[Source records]

○ ○ ○

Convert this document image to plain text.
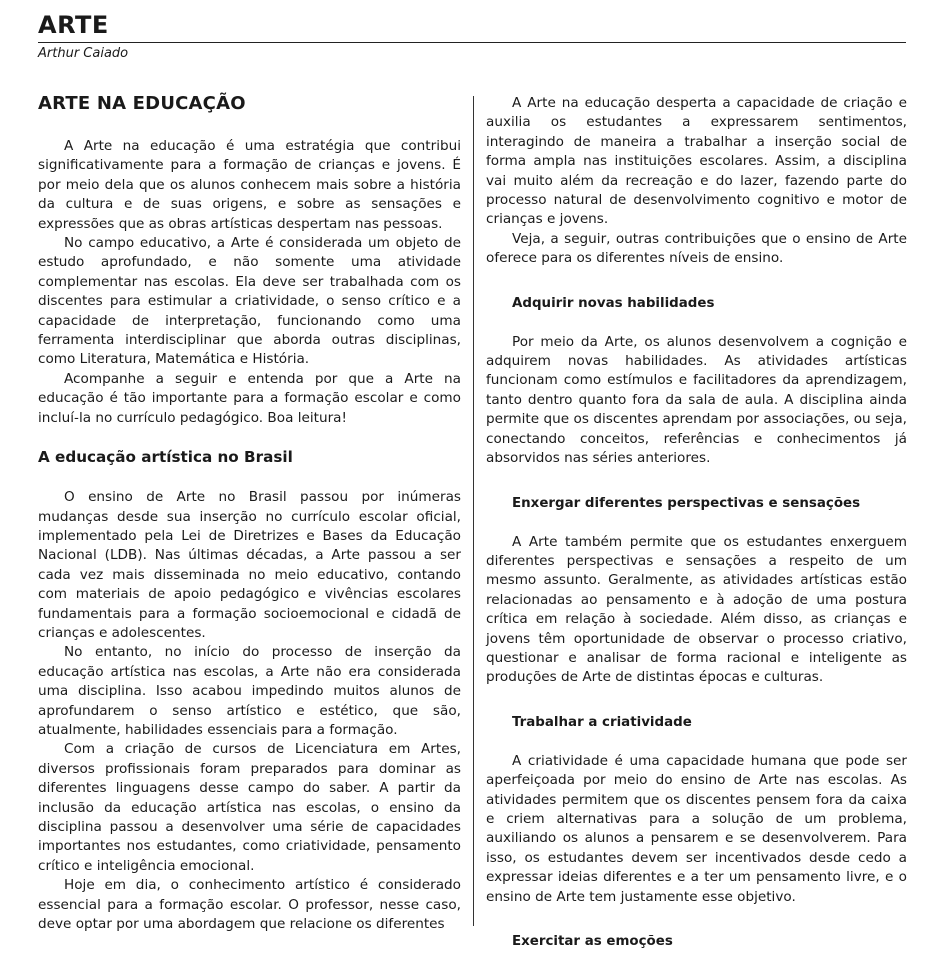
ARTE
Arthur Caiado
ARTE NA EDUCAÇÃO

A Arte na educação é uma estratégia que contribui significativamente para a formação de crianças e jovens. É por meio dela que os alunos conhecem mais sobre a história da cultura e de suas origens, e sobre as sensações e expressões que as obras artísticas despertam nas pessoas.

No campo educativo, a Arte é considerada um objeto de estudo aprofundado, e não somente uma atividade complementar nas escolas. Ela deve ser trabalhada com os discentes para estimular a criatividade, o senso crítico e a capacidade de interpretação, funcionando como uma ferramenta interdisciplinar que aborda outras disciplinas, como Literatura, Matemática e História.

Acompanhe a seguir e entenda por que a Arte na educação é tão importante para a formação escolar e como incluí-la no currículo pedagógico. Boa leitura!

A educação artística no Brasil

O ensino de Arte no Brasil passou por inúmeras mudanças desde sua inserção no currículo escolar oficial, implementado pela Lei de Diretrizes e Bases da Educação Nacional (LDB). Nas últimas décadas, a Arte passou a ser cada vez mais disseminada no meio educativo, contando com materiais de apoio pedagógico e vivências escolares fundamentais para a formação socioemocional e cidadã de crianças e adolescentes.

No entanto, no início do processo de inserção da educação artística nas escolas, a Arte não era considerada uma disciplina. Isso acabou impedindo muitos alunos de aprofundarem o senso artístico e estético, que são, atualmente, habilidades essenciais para a formação.

Com a criação de cursos de Licenciatura em Artes, diversos profissionais foram preparados para dominar as diferentes linguagens desse campo do saber. A partir da inclusão da educação artística nas escolas, o ensino da disciplina passou a desenvolver uma série de capacidades importantes nos estudantes, como criatividade, pensamento crítico e inteligência emocional.

Hoje em dia, o conhecimento artístico é considerado essencial para a formação escolar. O professor, nesse caso, deve optar por uma abordagem que relacione os diferentes

A Arte na educação desperta a capacidade de criação e auxilia os estudantes a expressarem sentimentos, interagindo de maneira a trabalhar a inserção social de forma ampla nas instituições escolares. Assim, a disciplina vai muito além da recreação e do lazer, fazendo parte do processo natural de desenvolvimento cognitivo e motor de crianças e jovens.

Veja, a seguir, outras contribuições que o ensino de Arte oferece para os diferentes níveis de ensino.

Adquirir novas habilidades

Por meio da Arte, os alunos desenvolvem a cognição e adquirem novas habilidades. As atividades artísticas funcionam como estímulos e facilitadores da aprendizagem, tanto dentro quanto fora da sala de aula. A disciplina ainda permite que os discentes aprendam por associações, ou seja, conectando conceitos, referências e conhecimentos já absorvidos nas séries anteriores.

Enxergar diferentes perspectivas e sensações

A Arte também permite que os estudantes enxerguem diferentes perspectivas e sensações a respeito de um mesmo assunto. Geralmente, as atividades artísticas estão relacionadas ao pensamento e à adoção de uma postura crítica em relação à sociedade. Além disso, as crianças e jovens têm oportunidade de observar o processo criativo, questionar e analisar de forma racional e inteligente as produções de Arte de distintas épocas e culturas.

Trabalhar a criatividade

A criatividade é uma capacidade humana que pode ser aperfeiçoada por meio do ensino de Arte nas escolas. As atividades permitem que os discentes pensem fora da caixa e criem alternativas para a solução de um problema, auxiliando os alunos a pensarem e se desenvolverem. Para isso, os estudantes devem ser incentivados desde cedo a expressar ideias diferentes e a ter um pensamento livre, e o ensino de Arte tem justamente esse objetivo.

Exercitar as emoções
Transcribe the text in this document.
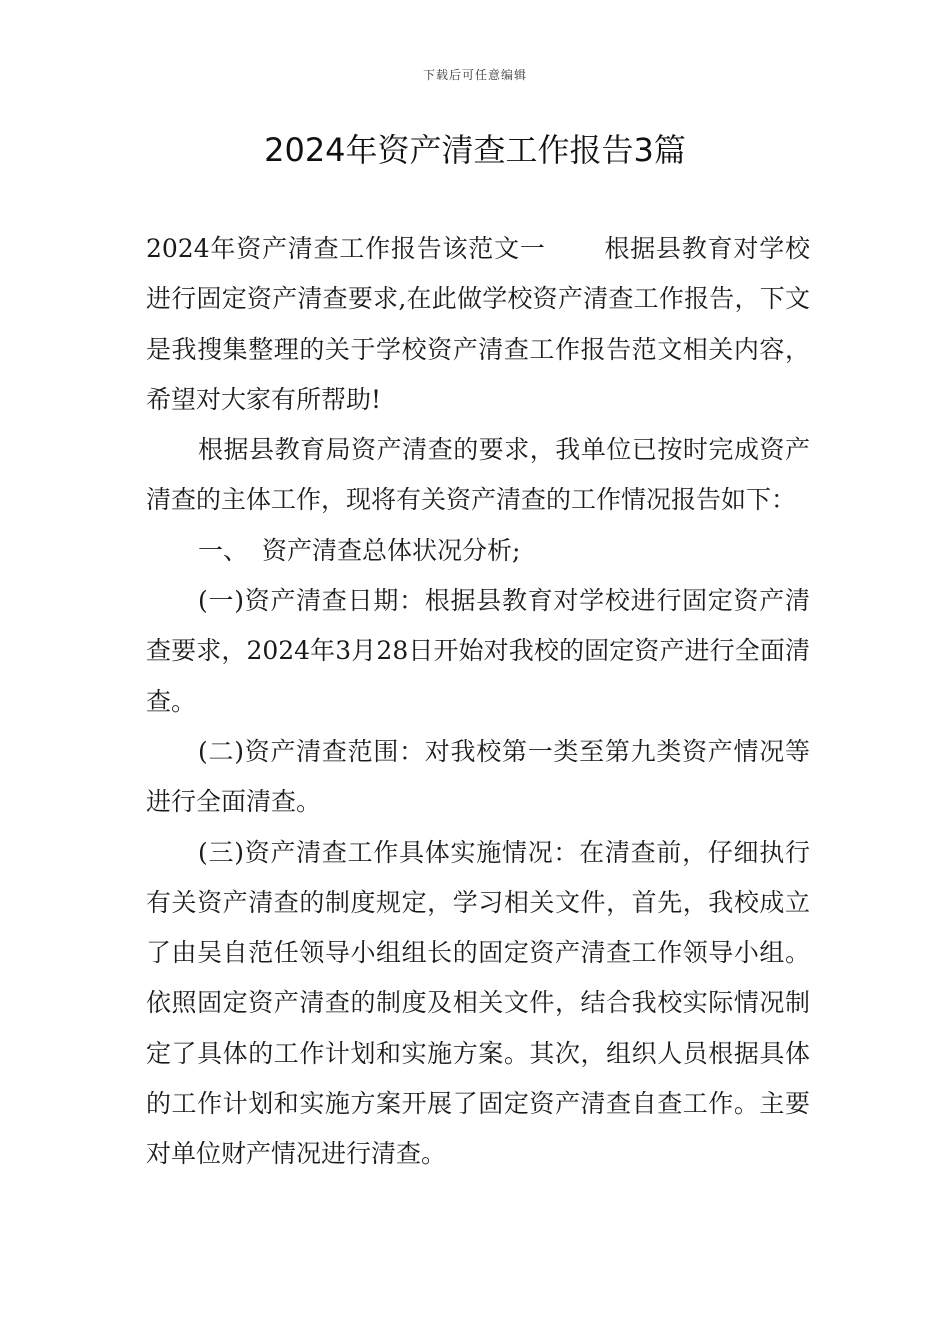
下载后可任意编辑
2024年资产清查工作报告3篇

2024年资产清查工作报告该范文一 根据县教育对学校进行固定资产清查要求,在此做学校资产清查工作报告，下文是我搜集整理的关于学校资产清查工作报告范文相关内容，希望对大家有所帮助!

根据县教育局资产清查的要求，我单位已按时完成资产清查的主体工作，现将有关资产清查的工作情况报告如下：

一、 资产清查总体状况分析;

(一)资产清查日期：根据县教育对学校进行固定资产清查要求，2024年3月28日开始对我校的固定资产进行全面清查。

(二)资产清查范围：对我校第一类至第九类资产情况等进行全面清查。

(三)资产清查工作具体实施情况：在清查前，仔细执行有关资产清查的制度规定，学习相关文件，首先，我校成立了由吴自范任领导小组组长的固定资产清查工作领导小组。依照固定资产清查的制度及相关文件，结合我校实际情况制定了具体的工作计划和实施方案。其次，组织人员根据具体的工作计划和实施方案开展了固定资产清查自查工作。主要对单位财产情况进行清查。
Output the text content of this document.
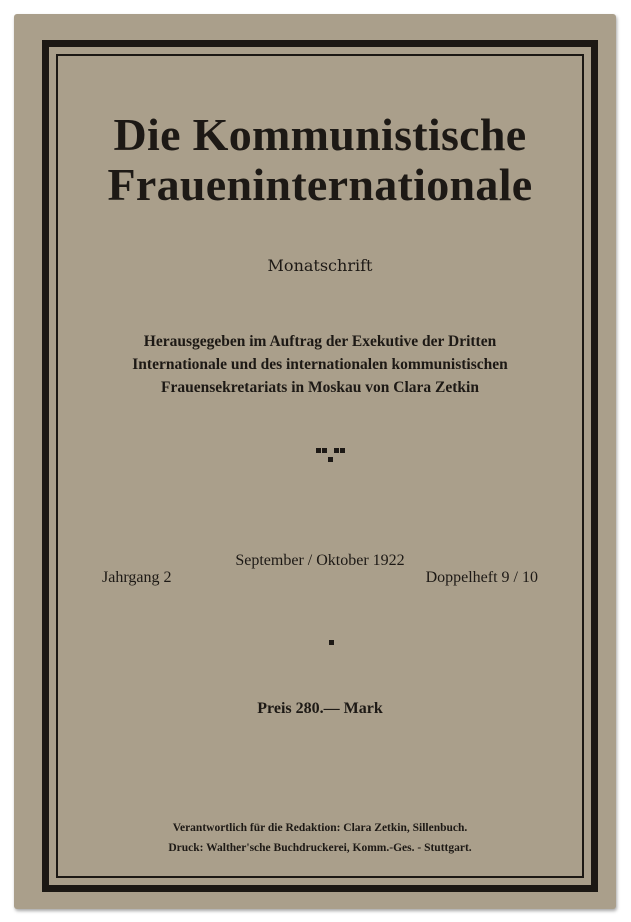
Die Kommunistische
Fraueninternationale
Monatschrift
Herausgegeben im Auftrag der Exekutive der Dritten
Internationale und des internationalen kommunistischen
Frauensekretariats in Moskau von Clara Zetkin
September / Oktober 1922
Jahrgang 2	Doppelheft 9 / 10
Preis 280.— Mark
Verantwortlich für die Redaktion: Clara Zetkin, Sillenbuch.
Druck: Walther'sche Buchdruckerei, Komm.-Ges. - Stuttgart.
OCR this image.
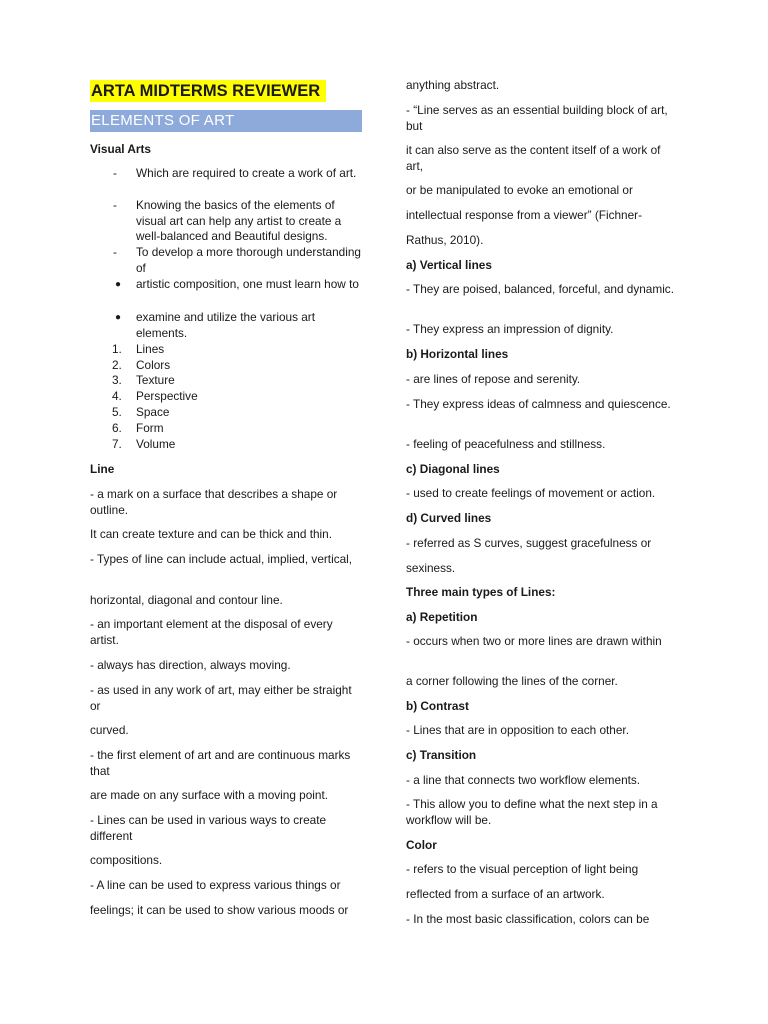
ARTA MIDTERMS REVIEWER
ELEMENTS OF ART

Visual Arts

-	Which are required to create a work of art.
-	Knowing the basics of the elements of visual art can help any artist to create a well-balanced and Beautiful designs.
-	To develop a more thorough understanding of
●	artistic composition, one must learn how to
●	examine and utilize the various art elements.
1.	Lines
2.	Colors
3.	Texture
4.	Perspective
5.	Space
6.	Form
7.	Volume

Line

- a mark on a surface that describes a shape or outline.

It can create texture and can be thick and thin.

- Types of line can include actual, implied, vertical,

horizontal, diagonal and contour line.

- an important element at the disposal of every artist.

- always has direction, always moving.

- as used in any work of art, may either be straight or

curved.

- the first element of art and are continuous marks that

are made on any surface with a moving point.

- Lines can be used in various ways to create different

compositions.

- A line can be used to express various things or

feelings; it can be used to show various moods or

anything abstract.

- “Line serves as an essential building block of art, but

it can also serve as the content itself of a work of art,

or be manipulated to evoke an emotional or

intellectual response from a viewer” (Fichner-

Rathus, 2010).

a) Vertical lines

- They are poised, balanced, forceful, and dynamic.

- They express an impression of dignity.

b) Horizontal lines

- are lines of repose and serenity.

- They express ideas of calmness and quiescence.

- feeling of peacefulness and stillness.

c) Diagonal lines

- used to create feelings of movement or action.

d) Curved lines

- referred as S curves, suggest gracefulness or

sexiness.

Three main types of Lines:

a) Repetition

- occurs when two or more lines are drawn within

a corner following the lines of the corner.

b) Contrast

- Lines that are in opposition to each other.

c) Transition

- a line that connects two workflow elements.

- This allow you to define what the next step in a workflow will be.

Color

- refers to the visual perception of light being

reflected from a surface of an artwork.

- In the most basic classification, colors can be
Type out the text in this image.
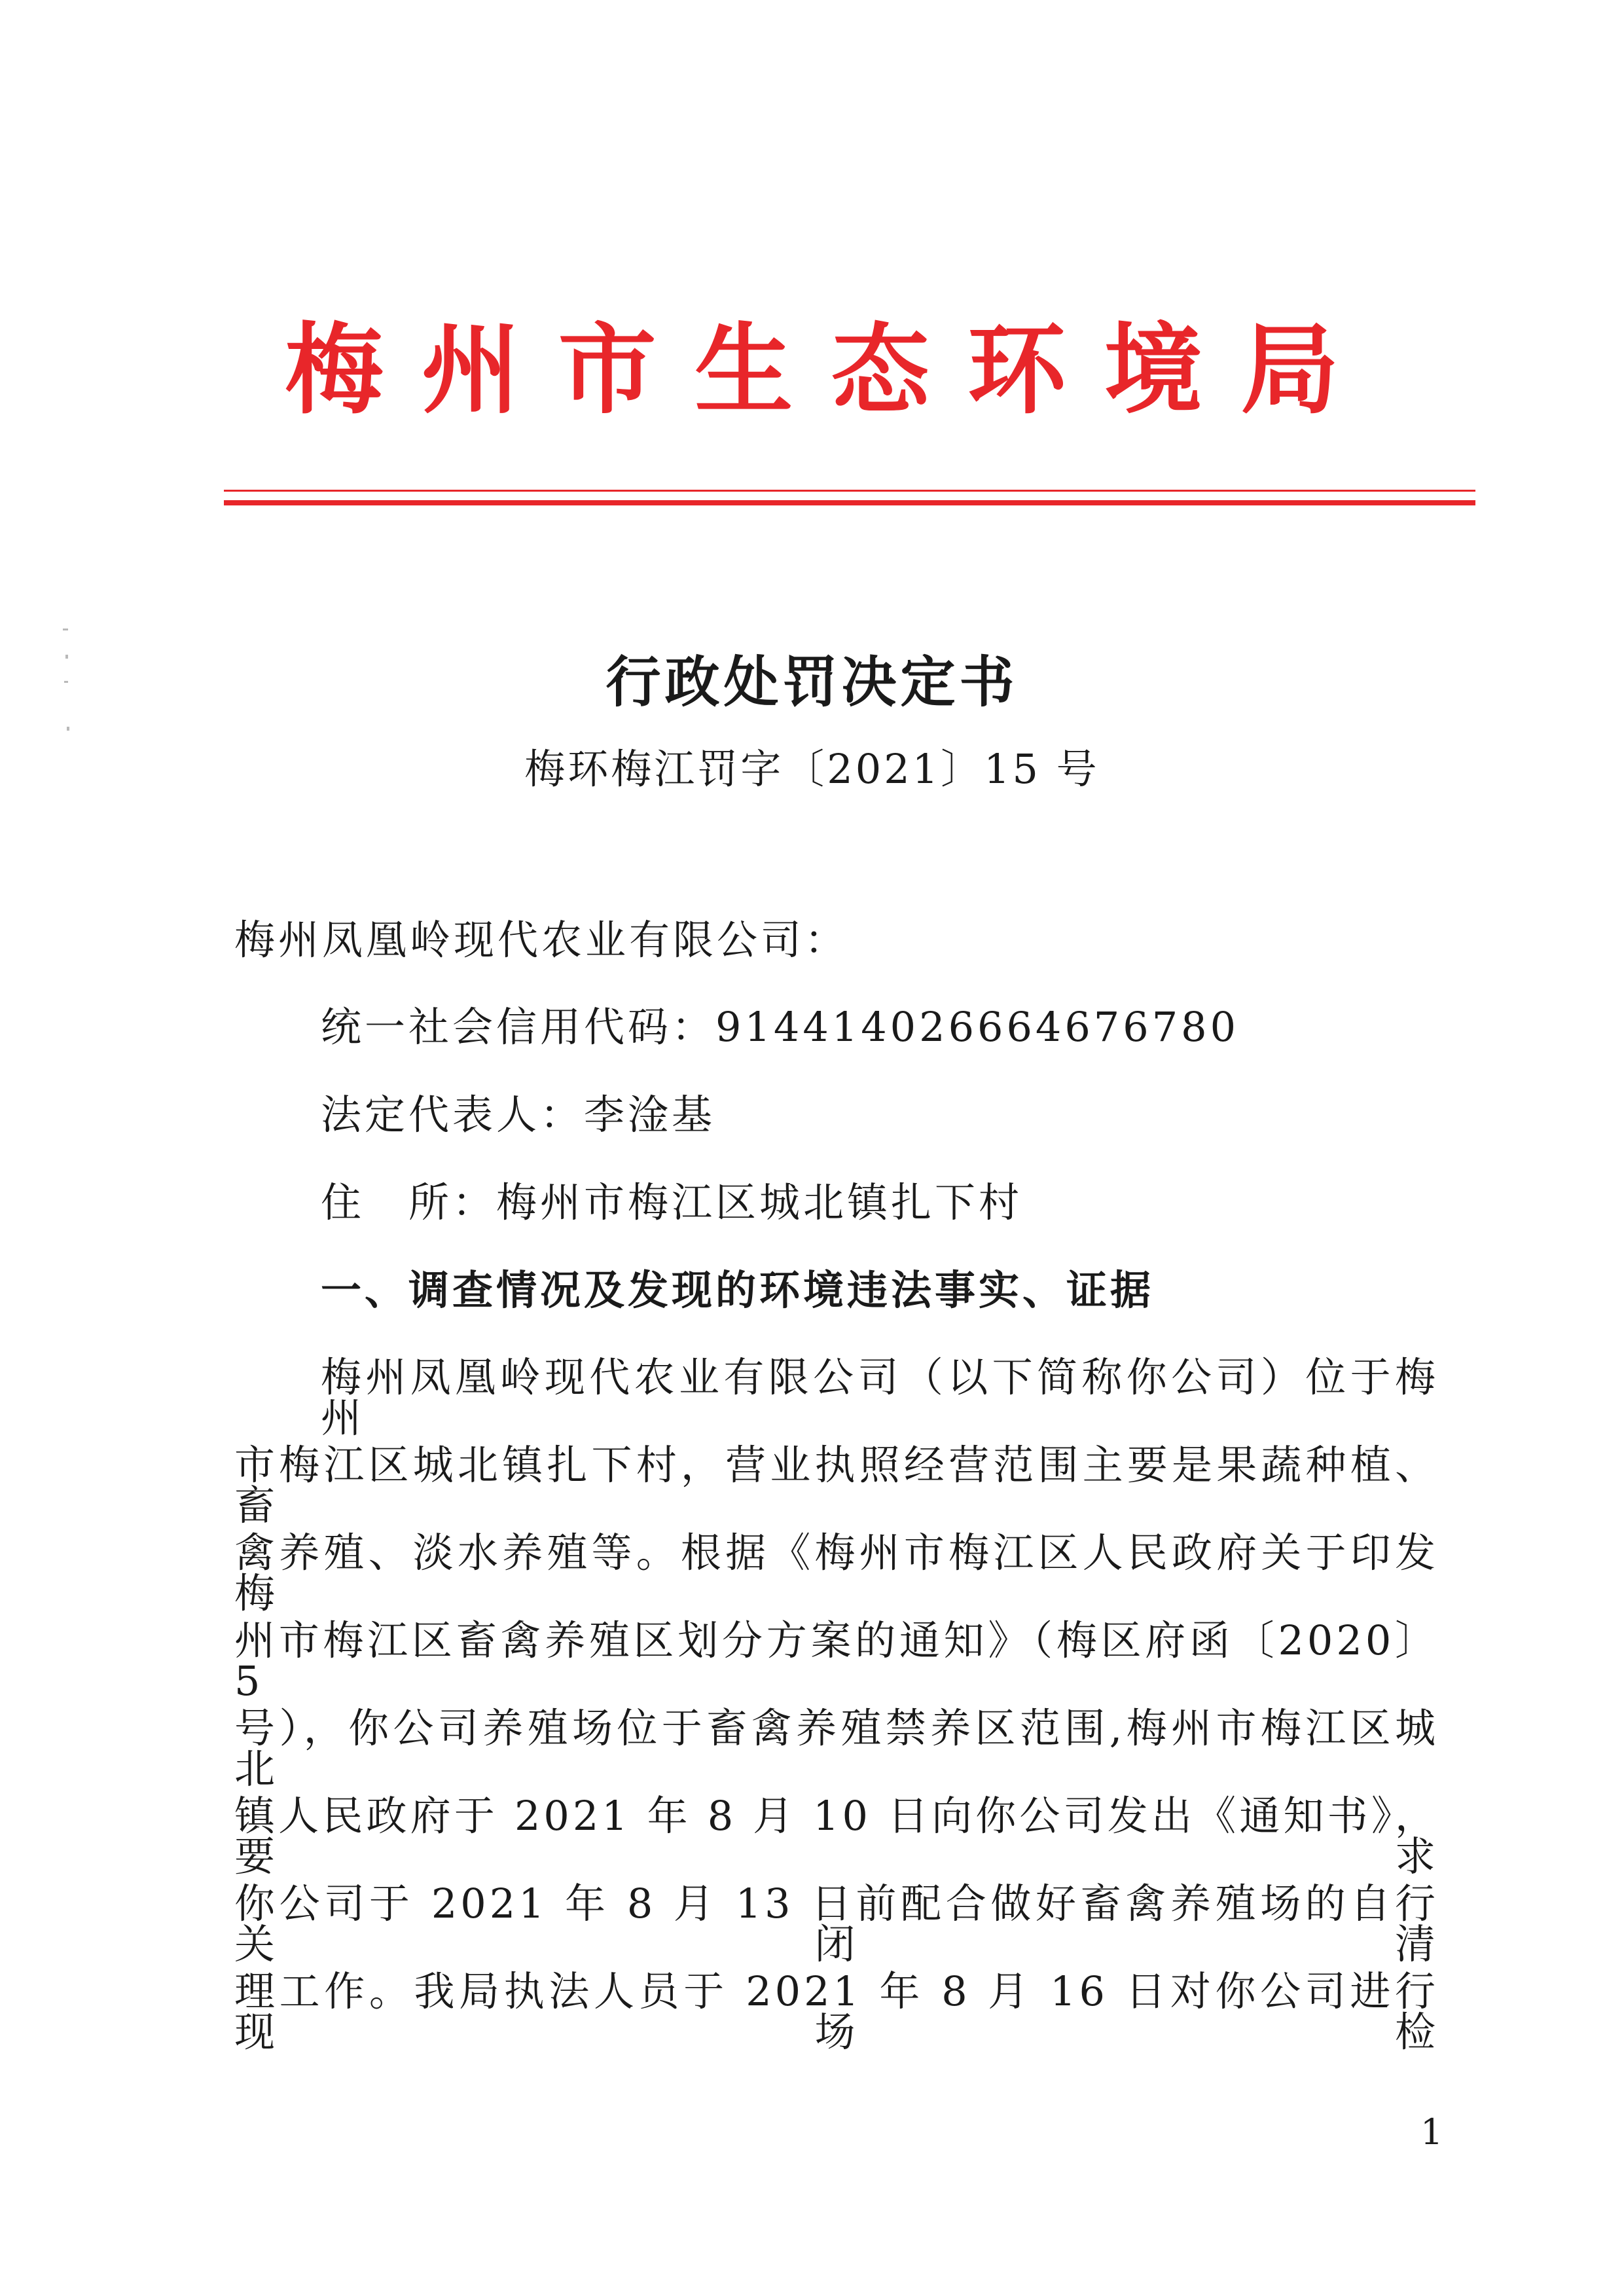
梅 州 市 生 态 环 境 局
行政处罚决定书
梅环梅江罚字〔2021〕15 号
梅州凤凰岭现代农业有限公司：
统一社会信用代码：914414026664676780
法定代表人：李淦基
住　所：梅州市梅江区城北镇扎下村
一、调查情况及发现的环境违法事实、证据
梅州凤凰岭现代农业有限公司（以下简称你公司）位于梅州
市梅江区城北镇扎下村，营业执照经营范围主要是果蔬种植、畜
禽养殖、淡水养殖等。根据《梅州市梅江区人民政府关于印发梅
州市梅江区畜禽养殖区划分方案的通知》（梅区府函〔2020〕5
号），你公司养殖场位于畜禽养殖禁养区范围,梅州市梅江区城北
镇人民政府于 2021 年 8 月 10 日向你公司发出《通知书》，要求
你公司于 2021 年 8 月 13 日前配合做好畜禽养殖场的自行关闭清
理工作。我局执法人员于 2021 年 8 月 16 日对你公司进行现场检
1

○ ○ ○

# Directive
Find how many lines hold the string "surface", and state that number alone.

# Written solution
3